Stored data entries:
(begin)

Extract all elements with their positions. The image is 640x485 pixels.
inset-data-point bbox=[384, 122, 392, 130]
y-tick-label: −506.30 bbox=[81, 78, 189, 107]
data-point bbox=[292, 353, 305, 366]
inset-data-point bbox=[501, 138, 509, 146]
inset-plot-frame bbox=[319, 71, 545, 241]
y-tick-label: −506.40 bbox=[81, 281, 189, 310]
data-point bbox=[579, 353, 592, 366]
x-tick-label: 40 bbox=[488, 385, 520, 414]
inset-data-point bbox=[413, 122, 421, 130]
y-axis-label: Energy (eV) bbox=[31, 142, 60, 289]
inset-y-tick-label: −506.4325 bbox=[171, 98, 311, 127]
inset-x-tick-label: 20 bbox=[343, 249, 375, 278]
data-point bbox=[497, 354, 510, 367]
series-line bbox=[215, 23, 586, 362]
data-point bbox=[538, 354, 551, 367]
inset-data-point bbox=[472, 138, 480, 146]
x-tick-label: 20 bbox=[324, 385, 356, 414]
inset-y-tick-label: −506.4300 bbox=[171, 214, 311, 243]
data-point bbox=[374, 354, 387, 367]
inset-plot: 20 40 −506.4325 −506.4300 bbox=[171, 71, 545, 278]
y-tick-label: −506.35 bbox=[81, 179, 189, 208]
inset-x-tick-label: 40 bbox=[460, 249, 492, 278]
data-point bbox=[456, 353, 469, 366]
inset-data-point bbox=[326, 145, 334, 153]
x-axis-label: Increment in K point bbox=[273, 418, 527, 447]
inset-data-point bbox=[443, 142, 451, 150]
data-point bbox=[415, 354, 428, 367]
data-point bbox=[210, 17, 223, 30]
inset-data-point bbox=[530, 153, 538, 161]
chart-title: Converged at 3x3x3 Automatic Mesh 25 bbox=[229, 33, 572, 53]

(end)

Tally the lines in the items that contain the string "tick", and give only the number.

9